▶ **Your assignment**: Continue the text about Sbeitla below, starting after its last sentence.

▶ **Text**:
- Opening Delimiter -
Sbeitla (سبيطلة ') is a small town in west-central Tunisia. Nearby are the Roman ruins of Sufetula, containing the best preserved Roman forum temples in the country. It was the entry point of the Muslim conquest of North Africa.

Sbeitla is the capital of the largest delegation in the Kasserine Governorate with an area of 1133.5 km^{2}. It is located 28 km east of Kasserine, and 200 km SSW of Tunis. It has a population of 23,844 (2014 estimate). Sbeitla is mentioned in Norman Douglas's Fountains in the Sand as being wooded by junipers and Aleppo pines as late as the 19th century, though he found them "bleak and bare" in the early 20th century.

== History ==

The oldest traces of civilisation in the zone are Punic megaliths and funereal stelae.

The region was inhabited by nomadic tribes until the Legio III Augusta established a camp at Ammaedara. Through the surrender of the Berber leader Tacfarinas, the region was pacified and populated under the Roman emperor Vespasian and his sons between 67 and 69, becoming a bishopric in the Roman province of Byzacena.
- Closing Delimiter -
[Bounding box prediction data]
- Opening Delimiter -
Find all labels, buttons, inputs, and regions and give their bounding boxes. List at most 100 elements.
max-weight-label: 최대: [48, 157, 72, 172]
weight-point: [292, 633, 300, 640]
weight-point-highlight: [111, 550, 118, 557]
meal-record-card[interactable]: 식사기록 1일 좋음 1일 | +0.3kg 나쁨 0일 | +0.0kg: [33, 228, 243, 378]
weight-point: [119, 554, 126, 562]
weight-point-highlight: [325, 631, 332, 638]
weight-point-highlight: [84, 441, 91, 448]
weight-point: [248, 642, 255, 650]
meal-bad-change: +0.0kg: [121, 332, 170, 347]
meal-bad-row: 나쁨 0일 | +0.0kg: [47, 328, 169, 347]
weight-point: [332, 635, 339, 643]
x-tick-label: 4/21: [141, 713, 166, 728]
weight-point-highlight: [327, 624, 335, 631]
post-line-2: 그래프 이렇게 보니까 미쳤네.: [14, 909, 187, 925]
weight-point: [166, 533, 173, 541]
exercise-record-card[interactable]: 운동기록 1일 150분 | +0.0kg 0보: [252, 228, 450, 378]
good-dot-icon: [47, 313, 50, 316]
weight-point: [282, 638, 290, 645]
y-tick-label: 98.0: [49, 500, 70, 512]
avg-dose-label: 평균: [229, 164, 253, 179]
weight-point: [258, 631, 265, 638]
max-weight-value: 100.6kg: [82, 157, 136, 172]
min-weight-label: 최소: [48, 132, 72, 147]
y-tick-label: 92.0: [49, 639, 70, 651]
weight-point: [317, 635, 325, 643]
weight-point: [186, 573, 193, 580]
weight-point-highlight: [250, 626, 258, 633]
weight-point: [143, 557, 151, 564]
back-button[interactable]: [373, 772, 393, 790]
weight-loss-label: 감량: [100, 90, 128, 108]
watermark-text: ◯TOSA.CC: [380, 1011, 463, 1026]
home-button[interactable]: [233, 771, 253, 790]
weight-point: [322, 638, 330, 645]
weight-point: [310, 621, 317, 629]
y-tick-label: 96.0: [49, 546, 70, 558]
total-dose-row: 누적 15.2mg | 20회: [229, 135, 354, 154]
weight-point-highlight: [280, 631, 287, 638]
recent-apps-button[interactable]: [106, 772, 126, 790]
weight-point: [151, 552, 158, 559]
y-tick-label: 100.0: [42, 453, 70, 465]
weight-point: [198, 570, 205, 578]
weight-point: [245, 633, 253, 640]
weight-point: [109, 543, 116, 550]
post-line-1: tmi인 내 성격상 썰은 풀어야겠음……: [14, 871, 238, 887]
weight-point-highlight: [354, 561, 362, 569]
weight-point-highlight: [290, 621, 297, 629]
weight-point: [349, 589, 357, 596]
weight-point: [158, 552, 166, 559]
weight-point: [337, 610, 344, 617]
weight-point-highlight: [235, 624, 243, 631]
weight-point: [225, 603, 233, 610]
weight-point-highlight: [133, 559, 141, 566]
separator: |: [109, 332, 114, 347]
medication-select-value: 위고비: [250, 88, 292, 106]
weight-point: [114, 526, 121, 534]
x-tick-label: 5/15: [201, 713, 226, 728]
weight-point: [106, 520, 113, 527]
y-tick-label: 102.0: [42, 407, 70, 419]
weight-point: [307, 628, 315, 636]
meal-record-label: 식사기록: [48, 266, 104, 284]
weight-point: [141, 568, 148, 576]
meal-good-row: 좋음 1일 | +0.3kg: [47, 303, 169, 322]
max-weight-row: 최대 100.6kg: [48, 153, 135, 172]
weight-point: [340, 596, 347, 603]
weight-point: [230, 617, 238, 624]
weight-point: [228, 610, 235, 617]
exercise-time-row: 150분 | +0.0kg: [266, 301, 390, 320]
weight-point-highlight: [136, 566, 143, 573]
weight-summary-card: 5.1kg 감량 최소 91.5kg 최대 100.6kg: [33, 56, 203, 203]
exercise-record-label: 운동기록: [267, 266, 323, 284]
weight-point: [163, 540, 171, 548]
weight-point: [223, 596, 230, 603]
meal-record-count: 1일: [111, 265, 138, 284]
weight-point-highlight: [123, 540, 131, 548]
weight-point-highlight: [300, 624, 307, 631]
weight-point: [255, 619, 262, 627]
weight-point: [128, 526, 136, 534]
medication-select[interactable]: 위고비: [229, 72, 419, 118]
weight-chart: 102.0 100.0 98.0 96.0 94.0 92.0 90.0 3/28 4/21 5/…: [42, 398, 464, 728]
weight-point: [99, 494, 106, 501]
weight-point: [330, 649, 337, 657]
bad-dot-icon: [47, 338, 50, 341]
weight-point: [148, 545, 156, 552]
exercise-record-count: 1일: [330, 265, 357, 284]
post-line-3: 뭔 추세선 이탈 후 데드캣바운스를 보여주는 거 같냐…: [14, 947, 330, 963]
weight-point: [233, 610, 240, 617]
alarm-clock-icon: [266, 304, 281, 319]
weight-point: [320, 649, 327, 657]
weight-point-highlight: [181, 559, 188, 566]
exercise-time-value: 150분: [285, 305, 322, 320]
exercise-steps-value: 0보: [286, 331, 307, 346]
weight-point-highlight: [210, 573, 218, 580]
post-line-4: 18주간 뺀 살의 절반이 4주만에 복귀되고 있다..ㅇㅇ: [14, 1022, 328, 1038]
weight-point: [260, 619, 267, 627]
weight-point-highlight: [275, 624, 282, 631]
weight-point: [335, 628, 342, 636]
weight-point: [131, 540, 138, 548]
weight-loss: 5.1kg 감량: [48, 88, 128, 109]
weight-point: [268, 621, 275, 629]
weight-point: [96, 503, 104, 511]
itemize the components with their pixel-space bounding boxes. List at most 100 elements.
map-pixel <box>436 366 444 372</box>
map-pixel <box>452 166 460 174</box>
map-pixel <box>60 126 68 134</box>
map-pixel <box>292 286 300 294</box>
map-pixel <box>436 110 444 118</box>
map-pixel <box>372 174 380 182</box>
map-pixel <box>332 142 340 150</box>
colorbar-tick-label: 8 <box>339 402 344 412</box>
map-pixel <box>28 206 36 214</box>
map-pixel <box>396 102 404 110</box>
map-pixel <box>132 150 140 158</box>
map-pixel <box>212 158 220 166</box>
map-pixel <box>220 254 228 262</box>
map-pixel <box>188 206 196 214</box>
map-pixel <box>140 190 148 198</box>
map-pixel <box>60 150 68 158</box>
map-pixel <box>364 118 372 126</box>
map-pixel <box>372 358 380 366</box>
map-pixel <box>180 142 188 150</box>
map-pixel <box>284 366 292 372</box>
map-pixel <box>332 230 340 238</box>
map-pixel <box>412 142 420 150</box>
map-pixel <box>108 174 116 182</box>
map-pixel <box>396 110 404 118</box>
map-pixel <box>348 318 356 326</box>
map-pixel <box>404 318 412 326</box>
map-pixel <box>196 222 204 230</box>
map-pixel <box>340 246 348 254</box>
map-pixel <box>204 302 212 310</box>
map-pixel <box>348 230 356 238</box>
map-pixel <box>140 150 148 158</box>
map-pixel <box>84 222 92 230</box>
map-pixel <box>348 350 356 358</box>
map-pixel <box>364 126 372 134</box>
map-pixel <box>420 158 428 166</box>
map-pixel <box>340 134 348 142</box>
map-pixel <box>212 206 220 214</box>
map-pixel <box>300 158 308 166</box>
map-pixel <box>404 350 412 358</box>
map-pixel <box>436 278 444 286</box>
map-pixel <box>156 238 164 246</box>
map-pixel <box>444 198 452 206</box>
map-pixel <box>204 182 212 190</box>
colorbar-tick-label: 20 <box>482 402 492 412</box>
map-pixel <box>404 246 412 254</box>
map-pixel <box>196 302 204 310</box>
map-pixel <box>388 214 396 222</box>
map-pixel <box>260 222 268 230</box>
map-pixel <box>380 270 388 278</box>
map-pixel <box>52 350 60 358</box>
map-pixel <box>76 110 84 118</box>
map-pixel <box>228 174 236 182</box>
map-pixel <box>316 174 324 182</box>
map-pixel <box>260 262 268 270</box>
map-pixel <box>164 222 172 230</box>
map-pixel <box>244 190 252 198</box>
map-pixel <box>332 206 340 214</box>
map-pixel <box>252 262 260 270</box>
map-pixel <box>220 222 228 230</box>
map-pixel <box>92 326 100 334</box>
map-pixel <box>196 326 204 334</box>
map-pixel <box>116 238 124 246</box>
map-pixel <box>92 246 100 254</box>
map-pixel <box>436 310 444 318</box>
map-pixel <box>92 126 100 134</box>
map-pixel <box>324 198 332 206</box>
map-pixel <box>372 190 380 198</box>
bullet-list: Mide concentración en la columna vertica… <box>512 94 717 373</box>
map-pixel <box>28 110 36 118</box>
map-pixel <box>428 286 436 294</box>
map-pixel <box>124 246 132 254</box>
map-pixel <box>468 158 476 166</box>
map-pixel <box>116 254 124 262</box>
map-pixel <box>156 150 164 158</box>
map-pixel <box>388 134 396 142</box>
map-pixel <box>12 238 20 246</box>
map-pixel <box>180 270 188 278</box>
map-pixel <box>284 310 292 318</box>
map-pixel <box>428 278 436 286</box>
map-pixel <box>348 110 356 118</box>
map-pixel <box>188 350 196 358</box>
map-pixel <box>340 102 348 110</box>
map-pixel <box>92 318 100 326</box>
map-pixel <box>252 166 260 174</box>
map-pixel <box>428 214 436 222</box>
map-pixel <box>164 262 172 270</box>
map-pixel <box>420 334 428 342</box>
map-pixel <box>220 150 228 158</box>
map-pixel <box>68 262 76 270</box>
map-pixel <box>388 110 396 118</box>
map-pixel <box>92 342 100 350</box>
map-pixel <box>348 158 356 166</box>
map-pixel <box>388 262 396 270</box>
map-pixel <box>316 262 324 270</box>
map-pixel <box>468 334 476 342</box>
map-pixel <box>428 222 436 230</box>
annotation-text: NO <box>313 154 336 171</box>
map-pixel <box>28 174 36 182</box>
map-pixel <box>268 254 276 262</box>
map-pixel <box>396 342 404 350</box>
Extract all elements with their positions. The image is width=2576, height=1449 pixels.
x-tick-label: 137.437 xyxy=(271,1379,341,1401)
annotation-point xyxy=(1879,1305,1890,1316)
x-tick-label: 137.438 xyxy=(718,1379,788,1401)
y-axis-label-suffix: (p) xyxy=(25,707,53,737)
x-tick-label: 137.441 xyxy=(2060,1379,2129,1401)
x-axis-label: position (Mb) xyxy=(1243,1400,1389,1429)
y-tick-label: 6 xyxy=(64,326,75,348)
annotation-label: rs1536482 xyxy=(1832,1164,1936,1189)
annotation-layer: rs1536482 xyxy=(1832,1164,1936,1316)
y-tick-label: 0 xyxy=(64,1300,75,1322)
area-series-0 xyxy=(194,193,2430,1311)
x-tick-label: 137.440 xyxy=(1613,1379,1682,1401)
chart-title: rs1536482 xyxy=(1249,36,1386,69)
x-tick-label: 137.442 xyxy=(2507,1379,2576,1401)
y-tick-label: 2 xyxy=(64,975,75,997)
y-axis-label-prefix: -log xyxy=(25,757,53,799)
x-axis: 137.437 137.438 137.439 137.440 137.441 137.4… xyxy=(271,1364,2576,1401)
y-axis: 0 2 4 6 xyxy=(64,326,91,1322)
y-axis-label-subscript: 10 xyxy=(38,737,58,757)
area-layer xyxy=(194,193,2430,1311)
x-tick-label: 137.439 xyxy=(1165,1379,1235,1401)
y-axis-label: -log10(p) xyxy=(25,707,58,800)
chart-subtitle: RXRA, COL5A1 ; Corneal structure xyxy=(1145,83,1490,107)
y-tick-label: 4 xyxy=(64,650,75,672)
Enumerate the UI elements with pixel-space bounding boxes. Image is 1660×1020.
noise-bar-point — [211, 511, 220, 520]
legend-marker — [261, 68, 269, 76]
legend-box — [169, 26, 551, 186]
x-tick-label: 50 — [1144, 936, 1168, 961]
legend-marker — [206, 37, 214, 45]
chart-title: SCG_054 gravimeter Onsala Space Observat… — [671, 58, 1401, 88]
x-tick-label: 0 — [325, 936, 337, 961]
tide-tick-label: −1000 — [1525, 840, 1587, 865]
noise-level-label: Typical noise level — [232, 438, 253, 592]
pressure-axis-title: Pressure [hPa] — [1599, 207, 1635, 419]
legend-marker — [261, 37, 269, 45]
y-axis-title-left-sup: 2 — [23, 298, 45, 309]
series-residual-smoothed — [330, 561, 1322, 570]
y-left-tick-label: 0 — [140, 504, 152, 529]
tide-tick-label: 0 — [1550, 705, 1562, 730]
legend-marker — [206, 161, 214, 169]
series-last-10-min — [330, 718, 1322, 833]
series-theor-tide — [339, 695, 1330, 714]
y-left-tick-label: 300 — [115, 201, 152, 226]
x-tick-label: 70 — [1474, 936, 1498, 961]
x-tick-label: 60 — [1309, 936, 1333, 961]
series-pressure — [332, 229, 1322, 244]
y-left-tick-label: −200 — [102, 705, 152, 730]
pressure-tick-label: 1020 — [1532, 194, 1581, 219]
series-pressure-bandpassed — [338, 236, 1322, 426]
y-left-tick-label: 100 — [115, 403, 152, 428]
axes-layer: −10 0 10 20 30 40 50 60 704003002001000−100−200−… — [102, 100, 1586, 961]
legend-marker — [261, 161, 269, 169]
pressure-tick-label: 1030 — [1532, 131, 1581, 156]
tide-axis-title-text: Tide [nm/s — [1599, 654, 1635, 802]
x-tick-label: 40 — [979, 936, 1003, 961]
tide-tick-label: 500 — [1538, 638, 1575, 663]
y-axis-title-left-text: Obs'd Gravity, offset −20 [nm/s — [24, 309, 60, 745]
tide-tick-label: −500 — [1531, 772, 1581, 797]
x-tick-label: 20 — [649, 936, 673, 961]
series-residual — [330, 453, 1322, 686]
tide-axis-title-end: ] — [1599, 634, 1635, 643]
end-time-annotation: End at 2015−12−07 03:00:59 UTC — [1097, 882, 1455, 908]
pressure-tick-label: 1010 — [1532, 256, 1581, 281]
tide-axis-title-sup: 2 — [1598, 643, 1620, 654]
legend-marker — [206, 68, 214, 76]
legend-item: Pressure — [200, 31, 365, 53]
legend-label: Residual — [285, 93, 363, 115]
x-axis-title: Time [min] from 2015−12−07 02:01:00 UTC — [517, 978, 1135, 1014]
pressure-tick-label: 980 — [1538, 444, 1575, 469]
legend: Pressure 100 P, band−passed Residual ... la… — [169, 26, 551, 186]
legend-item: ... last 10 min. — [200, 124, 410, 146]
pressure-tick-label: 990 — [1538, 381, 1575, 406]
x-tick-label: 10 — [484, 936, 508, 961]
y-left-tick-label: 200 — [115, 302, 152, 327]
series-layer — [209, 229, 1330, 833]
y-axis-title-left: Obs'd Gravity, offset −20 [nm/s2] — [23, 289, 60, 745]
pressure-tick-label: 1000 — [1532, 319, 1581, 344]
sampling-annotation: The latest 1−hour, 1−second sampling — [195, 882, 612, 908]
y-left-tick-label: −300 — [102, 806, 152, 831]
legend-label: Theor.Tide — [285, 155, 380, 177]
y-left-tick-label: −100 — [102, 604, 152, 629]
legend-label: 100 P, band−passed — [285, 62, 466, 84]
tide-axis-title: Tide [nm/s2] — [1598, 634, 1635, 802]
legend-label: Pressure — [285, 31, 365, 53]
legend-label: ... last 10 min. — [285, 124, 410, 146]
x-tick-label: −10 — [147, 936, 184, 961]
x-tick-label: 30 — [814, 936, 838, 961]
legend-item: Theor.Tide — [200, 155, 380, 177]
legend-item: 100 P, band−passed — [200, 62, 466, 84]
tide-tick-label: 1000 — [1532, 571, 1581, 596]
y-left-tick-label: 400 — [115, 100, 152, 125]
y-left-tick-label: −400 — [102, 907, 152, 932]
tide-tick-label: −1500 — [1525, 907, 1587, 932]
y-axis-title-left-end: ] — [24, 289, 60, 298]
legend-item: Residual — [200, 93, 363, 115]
- Closing Delimiter -
▶ **Result of this exercise**:
Some inscriptions found in the city suggest that the settlement had success along the lines of others in North Africa during the 2nd century, reaching great prosperity through the olive industry, whose cultivation benefited from excellent climatic conditions in the region. The olive presses found in the ruins of the city further bolster this conclusion. The resulting prosperity made possible the construction of a splendid forum and other important buildings.

The city began to decline during the Late Empire, during which the city was surrounded and occupied by Vandals, a fact that is demonstrated by the appearance of temples dedicated to their gods.

The arrival of the Byzantines inaugurated a new period of splendor. In 647, the fields before the city were the site of a major battle between the Byzantines and Berbers of Gregory the Patrician and the Rashidun Caliphate's governor of Egypt, Abdullah ibn Saad. The Battle of Sufetula ended in a decisive Muslim victory, which shook Byzantine control over the region and signalled the beginning of the Muslim conquest of North Africa.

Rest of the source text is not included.